_Problem description_
Indicate only the number of lines in the listing below in which the word "content" appears.

○ ○ ○ ○ ○ ○ ○

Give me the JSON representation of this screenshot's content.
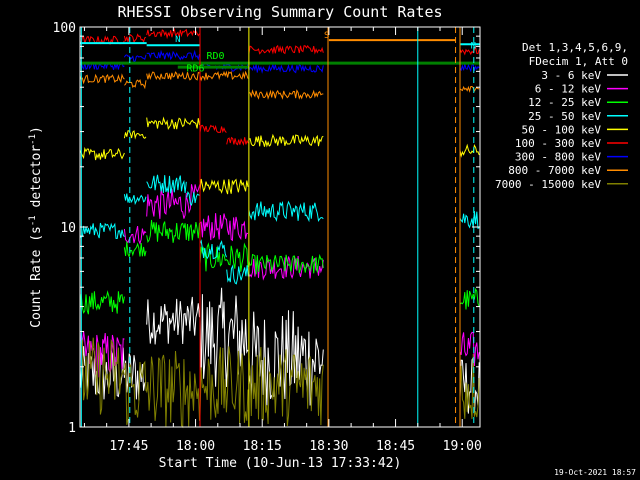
{
  "chart_data": {
    "type": "line",
    "title": "RHESSI Observing Summary Count Rates",
    "xlabel": "Start Time (10-Jun-13 17:33:42)",
    "ylabel_main": "Count Rate (s",
    "ylabel_sup": "-1",
    "ylabel_tail": " detector",
    "ylabel_close": ")",
    "y_scale": "log",
    "ylim": [
      1,
      100
    ],
    "xlim_minutes": [
      34,
      124
    ],
    "y_ticks": [
      {
        "v": 1,
        "label": "1"
      },
      {
        "v": 10,
        "label": "10"
      },
      {
        "v": 100,
        "label": "100"
      }
    ],
    "x_ticks": [
      {
        "m": 45,
        "label": "17:45"
      },
      {
        "m": 60,
        "label": "18:00"
      },
      {
        "m": 75,
        "label": "18:15"
      },
      {
        "m": 90,
        "label": "18:30"
      },
      {
        "m": 105,
        "label": "18:45"
      },
      {
        "m": 120,
        "label": "19:00"
      }
    ],
    "timestamp": "19-Oct-2021 18:57",
    "legend_position": "right",
    "legend_header": [
      "Det 1,3,4,5,6,9,",
      "FDecim 1, Att 0"
    ],
    "attenuator_labels": [
      {
        "text": "RD0",
        "m": 64.5,
        "v": 69
      },
      {
        "text": "RD6",
        "m": 60,
        "v": 60
      }
    ],
    "flag_labels": [
      {
        "text": "N",
        "m": 56,
        "v": 84,
        "color": "#00ffff"
      },
      {
        "text": "S",
        "m": 89.5,
        "v": 88,
        "color": "#ff8c00"
      },
      {
        "text": "N",
        "m": 122.5,
        "v": 78,
        "color": "#00ffff"
      }
    ],
    "series": [
      {
        "name": "3 - 6 keV",
        "color": "#ffffff",
        "seg": [
          [
            34,
            49,
            1.8,
            0.15
          ],
          [
            49,
            61,
            3.4,
            0.12
          ],
          [
            61,
            72,
            2.8,
            0.25
          ],
          [
            72,
            89,
            2.2,
            0.25
          ],
          [
            119.5,
            124,
            1.6,
            0.15
          ]
        ]
      },
      {
        "name": "6 - 12 keV",
        "color": "#ff00ff",
        "seg": [
          [
            34,
            44,
            2.3,
            0.12
          ],
          [
            44,
            49,
            9.2,
            0.05
          ],
          [
            49,
            58,
            13,
            0.08
          ],
          [
            58,
            61,
            14,
            0.07
          ],
          [
            61,
            72,
            10,
            0.07
          ],
          [
            72,
            89,
            6.3,
            0.06
          ],
          [
            119.5,
            124,
            2.4,
            0.1
          ]
        ]
      },
      {
        "name": "12 - 25 keV",
        "color": "#00ff00",
        "seg": [
          [
            34,
            44,
            4.2,
            0.06
          ],
          [
            44,
            49,
            7.8,
            0.04
          ],
          [
            49,
            61,
            9.5,
            0.06
          ],
          [
            61,
            72,
            7,
            0.07
          ],
          [
            72,
            89,
            6.5,
            0.05
          ],
          [
            119.5,
            124,
            4.3,
            0.06
          ]
        ]
      },
      {
        "name": "25 - 50 keV",
        "color": "#00ffff",
        "seg": [
          [
            34,
            44,
            9.6,
            0.04
          ],
          [
            44,
            49,
            14,
            0.03
          ],
          [
            49,
            58,
            16.5,
            0.05
          ],
          [
            58,
            61,
            14,
            0.04
          ],
          [
            61,
            67,
            7.8,
            0.05
          ],
          [
            67,
            72,
            5.8,
            0.05
          ],
          [
            72,
            89,
            12,
            0.05
          ],
          [
            119.5,
            124,
            11,
            0.05
          ]
        ]
      },
      {
        "name": "50 - 100 keV",
        "color": "#ffff00",
        "seg": [
          [
            34,
            44,
            23,
            0.03
          ],
          [
            44,
            49,
            29,
            0.02
          ],
          [
            49,
            61,
            33,
            0.03
          ],
          [
            61,
            72,
            16,
            0.04
          ],
          [
            72,
            89,
            27,
            0.03
          ],
          [
            119.5,
            124,
            24,
            0.03
          ]
        ]
      },
      {
        "name": "100 - 300 keV",
        "color": "#ff0000",
        "seg": [
          [
            34,
            44,
            86,
            0.02
          ],
          [
            44,
            49,
            88,
            0.02
          ],
          [
            49,
            61,
            93,
            0.02
          ],
          [
            61,
            67,
            31,
            0.02
          ],
          [
            67,
            72,
            27,
            0.02
          ],
          [
            72,
            89,
            77,
            0.02
          ],
          [
            119.5,
            124,
            76,
            0.02
          ]
        ]
      },
      {
        "name": "300 - 800 keV",
        "color": "#0000ff",
        "seg": [
          [
            34,
            44,
            64,
            0.02
          ],
          [
            44,
            49,
            70,
            0.02
          ],
          [
            49,
            61,
            72,
            0.02
          ],
          [
            61,
            72,
            63,
            0.02
          ],
          [
            72,
            89,
            62,
            0.02
          ],
          [
            119.5,
            124,
            63,
            0.02
          ]
        ]
      },
      {
        "name": "800 - 7000 keV",
        "color": "#ff8c00",
        "seg": [
          [
            34,
            44,
            55,
            0.02
          ],
          [
            44,
            49,
            52,
            0.02
          ],
          [
            49,
            61,
            57,
            0.02
          ],
          [
            61,
            72,
            57,
            0.02
          ],
          [
            72,
            89,
            46,
            0.02
          ],
          [
            119.5,
            124,
            50,
            0.02
          ]
        ]
      },
      {
        "name": "7000 - 15000 keV",
        "color": "#808000",
        "seg": [
          [
            34,
            44,
            1.8,
            0.2
          ],
          [
            44,
            49,
            1.55,
            0.2
          ],
          [
            49,
            61,
            1.55,
            0.2
          ],
          [
            61,
            72,
            1.6,
            0.2
          ],
          [
            72,
            89,
            1.6,
            0.2
          ],
          [
            119.5,
            124,
            1.6,
            0.2
          ]
        ]
      }
    ],
    "flag_intervals": [
      {
        "color": "#00ffff",
        "v": 83,
        "from": 34,
        "to": 49
      },
      {
        "color": "#00ffff",
        "v": 81,
        "from": 49,
        "to": 61
      },
      {
        "color": "#00ffff",
        "v": 82,
        "from": 119.5,
        "to": 124
      },
      {
        "color": "#ff8c00",
        "v": 86,
        "from": 90,
        "to": 118.5
      }
    ],
    "vertical_lines": [
      {
        "m": 34.3,
        "color": "#00ffff",
        "dashed": false
      },
      {
        "m": 45.2,
        "color": "#00ffff",
        "dashed": true
      },
      {
        "m": 61,
        "color": "#ff0000",
        "dashed": false
      },
      {
        "m": 72,
        "color": "#ffff00",
        "dashed": false
      },
      {
        "m": 89.8,
        "color": "#ff8c00",
        "dashed": false
      },
      {
        "m": 110,
        "color": "#00ffff",
        "dashed": false
      },
      {
        "m": 118.5,
        "color": "#ff8c00",
        "dashed": true
      },
      {
        "m": 119.5,
        "color": "#ff8c00",
        "dashed": false
      },
      {
        "m": 122.6,
        "color": "#00ffff",
        "dashed": true
      }
    ],
    "level_lines": [
      {
        "name": "RD0",
        "color": "#008000",
        "v": 66,
        "from": 34,
        "to": 124
      },
      {
        "name": "RD6",
        "color": "#008000",
        "v": 63,
        "from": 56,
        "to": 72
      }
    ]
  }
}
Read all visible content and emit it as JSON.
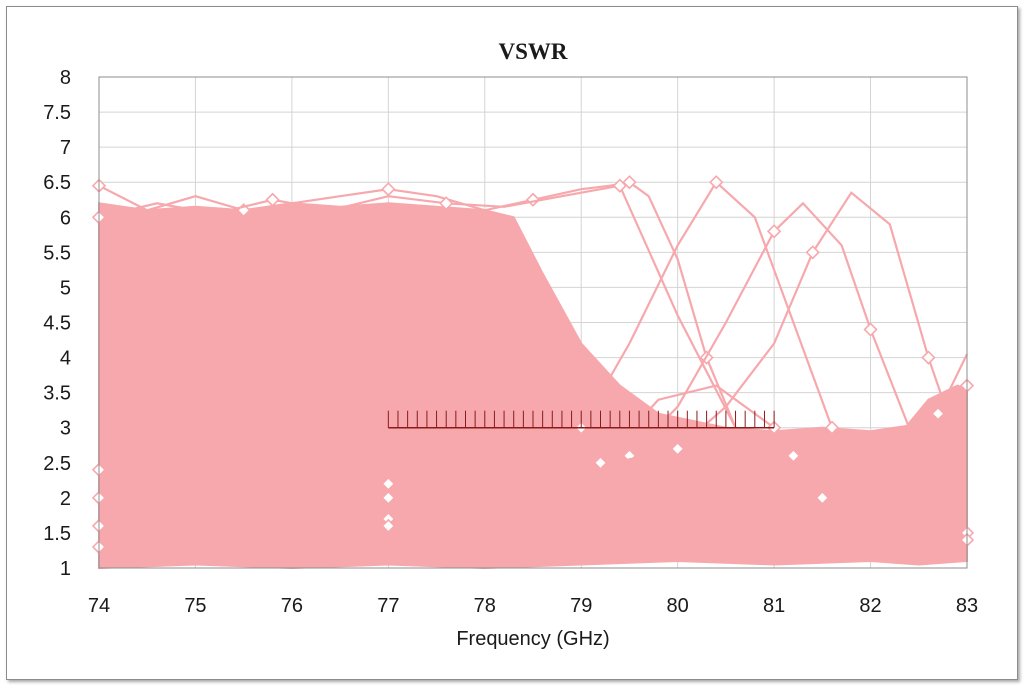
{
  "chart_data": {
    "type": "line",
    "title": "VSWR",
    "xlabel": "Frequency (GHz)",
    "ylabel": "",
    "xlim": [
      74,
      83
    ],
    "ylim": [
      1,
      8
    ],
    "x_ticks": [
      "74",
      "75",
      "76",
      "77",
      "78",
      "79",
      "80",
      "81",
      "82",
      "83"
    ],
    "y_ticks": [
      "1",
      "1.5",
      "2",
      "2.5",
      "3",
      "3.5",
      "4",
      "4.5",
      "5",
      "5.5",
      "6",
      "6.5",
      "7",
      "7.5",
      "8"
    ],
    "grid": true,
    "legend": "none",
    "series_color": "#f7a8ad",
    "spec_mask": {
      "x": [
        77,
        81
      ],
      "y": 3.0,
      "color": "#8b1a1a"
    },
    "series": [
      {
        "x": [
          74.0,
          74.5,
          75.0,
          75.5,
          76.0,
          76.5,
          77.0,
          77.5,
          78.0,
          78.5,
          79.0,
          79.3,
          79.5,
          79.7,
          80.0,
          80.3,
          80.6,
          81.0,
          81.5,
          82.0,
          82.5,
          83.0
        ],
        "y": [
          6.45,
          6.1,
          6.3,
          6.1,
          6.2,
          6.3,
          6.4,
          6.3,
          6.1,
          6.25,
          6.4,
          6.45,
          6.5,
          6.3,
          5.4,
          4.0,
          3.0,
          2.4,
          2.0,
          1.8,
          1.6,
          1.5
        ]
      },
      {
        "x": [
          74.0,
          75.0,
          76.0,
          77.0,
          78.0,
          78.5,
          79.0,
          79.5,
          80.0,
          80.4,
          80.8,
          81.2,
          81.6,
          82.0,
          82.5,
          83.0
        ],
        "y": [
          2.0,
          2.2,
          1.8,
          2.0,
          2.3,
          2.5,
          3.0,
          4.2,
          5.6,
          6.5,
          6.0,
          4.5,
          3.0,
          2.2,
          1.7,
          1.4
        ]
      },
      {
        "x": [
          74.0,
          75.0,
          76.0,
          77.0,
          78.0,
          79.0,
          79.5,
          80.0,
          80.5,
          81.0,
          81.3,
          81.7,
          82.0,
          82.4,
          83.0
        ],
        "y": [
          1.6,
          1.9,
          2.1,
          1.7,
          2.0,
          2.2,
          2.6,
          3.3,
          4.5,
          5.8,
          6.2,
          5.6,
          4.4,
          3.0,
          2.0
        ]
      },
      {
        "x": [
          74.0,
          75.0,
          76.0,
          77.0,
          78.0,
          79.0,
          80.0,
          80.5,
          81.0,
          81.4,
          81.8,
          82.2,
          82.6,
          83.0
        ],
        "y": [
          2.4,
          2.1,
          2.5,
          2.2,
          2.6,
          2.4,
          2.7,
          3.3,
          4.2,
          5.5,
          6.35,
          5.9,
          4.0,
          2.4
        ]
      },
      {
        "x": [
          74.0,
          74.6,
          75.2,
          75.8,
          76.4,
          77.0,
          77.6,
          78.2,
          78.8,
          79.4,
          80.0,
          80.6,
          81.2,
          81.8,
          82.4,
          83.0
        ],
        "y": [
          6.0,
          6.2,
          6.05,
          6.25,
          6.1,
          6.3,
          6.2,
          6.15,
          6.3,
          6.45,
          4.6,
          3.0,
          2.6,
          2.2,
          2.8,
          3.6
        ]
      },
      {
        "x": [
          74.0,
          75.0,
          76.0,
          77.0,
          78.0,
          78.6,
          79.2,
          79.8,
          80.4,
          81.0,
          81.6,
          82.2,
          82.7,
          83.0
        ],
        "y": [
          1.3,
          1.5,
          1.4,
          1.6,
          1.5,
          1.8,
          2.5,
          3.4,
          3.6,
          3.0,
          2.4,
          2.0,
          3.2,
          4.05
        ]
      }
    ]
  }
}
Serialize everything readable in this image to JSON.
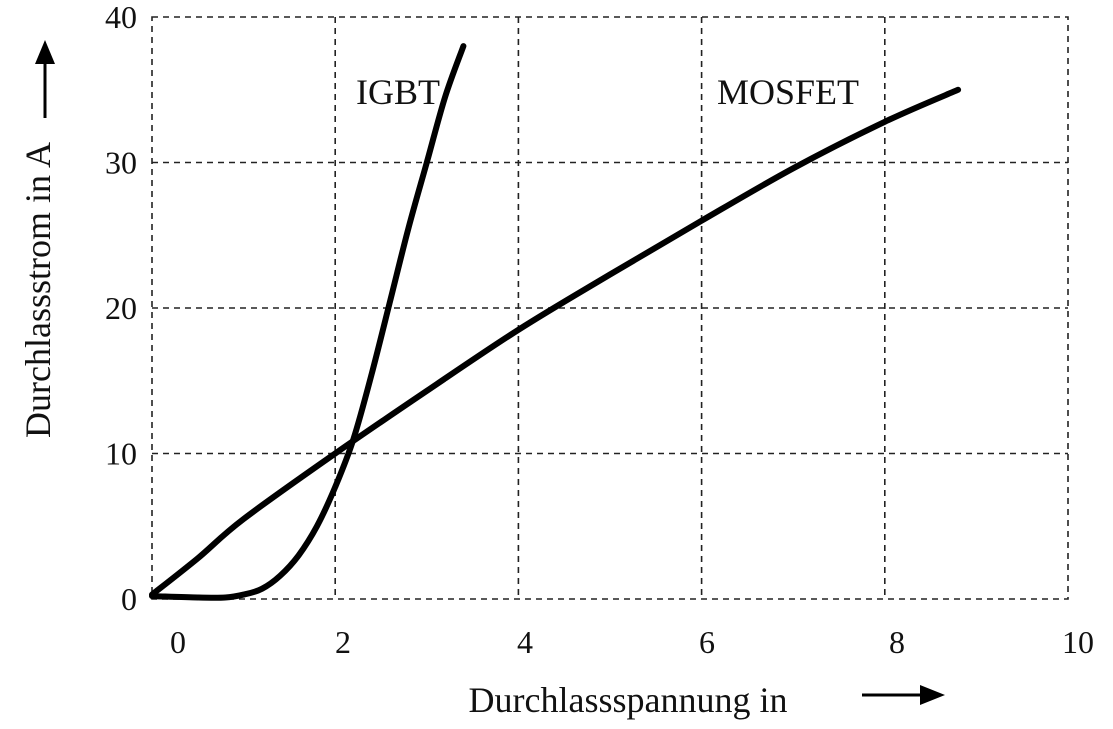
{
  "chart_data": {
    "type": "line",
    "xlabel": "Durchlassspannung in",
    "ylabel": "Durchlassstrom in A",
    "xlim": [
      0,
      10
    ],
    "ylim": [
      0,
      40
    ],
    "x_ticks": [
      "0",
      "2",
      "4",
      "6",
      "8",
      "10"
    ],
    "y_ticks": [
      "0",
      "10",
      "20",
      "30",
      "40"
    ],
    "grid": true,
    "series": [
      {
        "name": "IGBT",
        "color": "#000000",
        "points": [
          [
            0.0,
            0.2
          ],
          [
            0.5,
            0.1
          ],
          [
            0.8,
            0.1
          ],
          [
            1.0,
            0.3
          ],
          [
            1.2,
            0.7
          ],
          [
            1.4,
            1.6
          ],
          [
            1.6,
            3.0
          ],
          [
            1.8,
            5.0
          ],
          [
            2.0,
            7.7
          ],
          [
            2.2,
            11.0
          ],
          [
            2.4,
            15.5
          ],
          [
            2.6,
            20.5
          ],
          [
            2.8,
            25.5
          ],
          [
            3.0,
            30.0
          ],
          [
            3.2,
            34.5
          ],
          [
            3.4,
            38.0
          ]
        ]
      },
      {
        "name": "MOSFET",
        "color": "#000000",
        "points": [
          [
            0.0,
            0.3
          ],
          [
            0.5,
            2.8
          ],
          [
            1.0,
            5.5
          ],
          [
            2.0,
            10.0
          ],
          [
            3.0,
            14.3
          ],
          [
            4.0,
            18.5
          ],
          [
            5.0,
            22.3
          ],
          [
            6.0,
            26.0
          ],
          [
            7.0,
            29.6
          ],
          [
            8.0,
            32.8
          ],
          [
            8.8,
            35.0
          ]
        ]
      }
    ]
  }
}
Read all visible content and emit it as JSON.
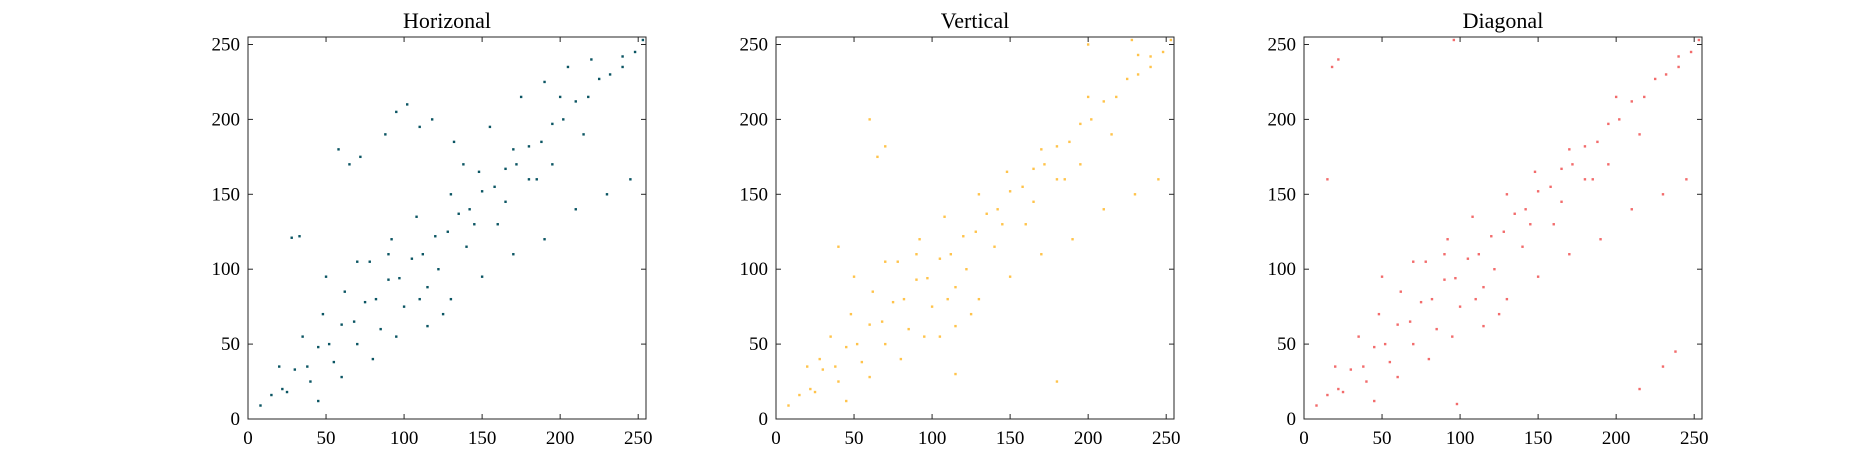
{
  "chart_data": [
    {
      "type": "scatter",
      "title": "Horizonal",
      "color": "#0b5563",
      "xlim": [
        0,
        255
      ],
      "ylim": [
        0,
        255
      ],
      "xticks": [
        0,
        50,
        100,
        150,
        200,
        250
      ],
      "yticks": [
        0,
        50,
        100,
        150,
        200,
        250
      ],
      "grid": false,
      "xlabel": "",
      "ylabel": "",
      "series": [
        {
          "x": [
            8,
            15,
            22,
            30,
            38,
            45,
            52,
            60,
            68,
            75,
            82,
            90,
            97,
            105,
            112,
            120,
            128,
            135,
            142,
            150,
            158,
            165,
            172,
            180,
            188,
            195,
            202,
            210,
            218,
            225,
            232,
            240,
            248,
            253,
            20,
            25,
            35,
            40,
            48,
            55,
            62,
            70,
            78,
            85,
            92,
            100,
            108,
            115,
            122,
            130,
            140,
            148,
            160,
            170,
            185,
            200,
            215,
            28,
            33,
            58,
            65,
            72,
            88,
            95,
            102,
            110,
            118,
            132,
            138,
            155,
            175,
            190,
            205,
            220,
            45,
            60,
            80,
            95,
            115,
            130,
            150,
            170,
            190,
            210,
            230,
            245,
            50,
            70,
            90,
            110,
            125,
            145,
            165,
            180,
            195,
            240
          ],
          "y": [
            9,
            16,
            20,
            33,
            35,
            48,
            50,
            63,
            65,
            78,
            80,
            93,
            94,
            107,
            110,
            122,
            125,
            137,
            140,
            152,
            155,
            167,
            170,
            182,
            185,
            197,
            200,
            212,
            215,
            227,
            230,
            242,
            245,
            253,
            35,
            18,
            55,
            25,
            70,
            38,
            85,
            50,
            105,
            60,
            120,
            75,
            135,
            88,
            100,
            150,
            115,
            165,
            130,
            180,
            160,
            215,
            190,
            121,
            122,
            180,
            170,
            175,
            190,
            205,
            210,
            195,
            200,
            185,
            170,
            195,
            215,
            225,
            235,
            240,
            12,
            28,
            40,
            55,
            62,
            80,
            95,
            110,
            120,
            140,
            150,
            160,
            95,
            105,
            110,
            80,
            70,
            130,
            145,
            160,
            170,
            235
          ]
        }
      ]
    },
    {
      "type": "scatter",
      "title": "Vertical",
      "color": "#ffc34a",
      "xlim": [
        0,
        255
      ],
      "ylim": [
        0,
        255
      ],
      "xticks": [
        0,
        50,
        100,
        150,
        200,
        250
      ],
      "yticks": [
        0,
        50,
        100,
        150,
        200,
        250
      ],
      "grid": false,
      "xlabel": "",
      "ylabel": "",
      "series": [
        {
          "x": [
            8,
            15,
            22,
            30,
            38,
            45,
            52,
            60,
            68,
            75,
            82,
            90,
            97,
            105,
            112,
            120,
            128,
            135,
            142,
            150,
            158,
            165,
            172,
            180,
            188,
            195,
            202,
            210,
            218,
            225,
            232,
            240,
            248,
            253,
            20,
            25,
            35,
            40,
            48,
            55,
            62,
            70,
            78,
            85,
            92,
            100,
            108,
            115,
            122,
            130,
            140,
            148,
            160,
            170,
            185,
            200,
            215,
            28,
            40,
            60,
            65,
            70,
            105,
            115,
            180,
            200,
            228,
            232,
            45,
            60,
            80,
            95,
            115,
            130,
            150,
            170,
            190,
            210,
            230,
            245,
            50,
            70,
            90,
            110,
            125,
            145,
            165,
            180,
            195,
            240
          ],
          "y": [
            9,
            16,
            20,
            33,
            35,
            48,
            50,
            63,
            65,
            78,
            80,
            93,
            94,
            107,
            110,
            122,
            125,
            137,
            140,
            152,
            155,
            167,
            170,
            182,
            185,
            197,
            200,
            212,
            215,
            227,
            230,
            242,
            245,
            253,
            35,
            18,
            55,
            25,
            70,
            38,
            85,
            50,
            105,
            60,
            120,
            75,
            135,
            88,
            100,
            150,
            115,
            165,
            130,
            180,
            160,
            215,
            190,
            40,
            115,
            200,
            175,
            182,
            55,
            30,
            25,
            250,
            253,
            243,
            12,
            28,
            40,
            55,
            62,
            80,
            95,
            110,
            120,
            140,
            150,
            160,
            95,
            105,
            110,
            80,
            70,
            130,
            145,
            160,
            170,
            235
          ]
        }
      ]
    },
    {
      "type": "scatter",
      "title": "Diagonal",
      "color": "#f26b6b",
      "xlim": [
        0,
        255
      ],
      "ylim": [
        0,
        255
      ],
      "xticks": [
        0,
        50,
        100,
        150,
        200,
        250
      ],
      "yticks": [
        0,
        50,
        100,
        150,
        200,
        250
      ],
      "grid": false,
      "xlabel": "",
      "ylabel": "",
      "series": [
        {
          "x": [
            8,
            15,
            22,
            30,
            38,
            45,
            52,
            60,
            68,
            75,
            82,
            90,
            97,
            105,
            112,
            120,
            128,
            135,
            142,
            150,
            158,
            165,
            172,
            180,
            188,
            195,
            202,
            210,
            218,
            225,
            232,
            240,
            248,
            253,
            20,
            25,
            35,
            40,
            48,
            55,
            62,
            70,
            78,
            85,
            92,
            100,
            108,
            115,
            122,
            130,
            140,
            148,
            160,
            170,
            185,
            200,
            215,
            15,
            18,
            22,
            96,
            98,
            215,
            230,
            238,
            45,
            60,
            80,
            95,
            115,
            130,
            150,
            170,
            190,
            210,
            230,
            245,
            50,
            70,
            90,
            110,
            125,
            145,
            165,
            180,
            195,
            240
          ],
          "y": [
            9,
            16,
            20,
            33,
            35,
            48,
            50,
            63,
            65,
            78,
            80,
            93,
            94,
            107,
            110,
            122,
            125,
            137,
            140,
            152,
            155,
            167,
            170,
            182,
            185,
            197,
            200,
            212,
            215,
            227,
            230,
            242,
            245,
            253,
            35,
            18,
            55,
            25,
            70,
            38,
            85,
            50,
            105,
            60,
            120,
            75,
            135,
            88,
            100,
            150,
            115,
            165,
            130,
            180,
            160,
            215,
            190,
            160,
            235,
            240,
            253,
            10,
            20,
            35,
            45,
            12,
            28,
            40,
            55,
            62,
            80,
            95,
            110,
            120,
            140,
            150,
            160,
            95,
            105,
            110,
            80,
            70,
            130,
            145,
            160,
            170,
            235
          ]
        }
      ]
    }
  ]
}
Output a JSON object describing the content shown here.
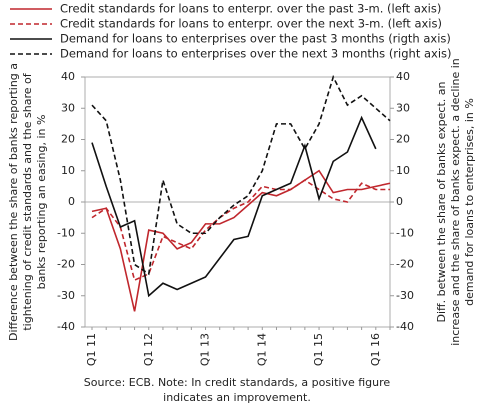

○ ○ ○ ○ ○ ○ ○

_Complete output_
4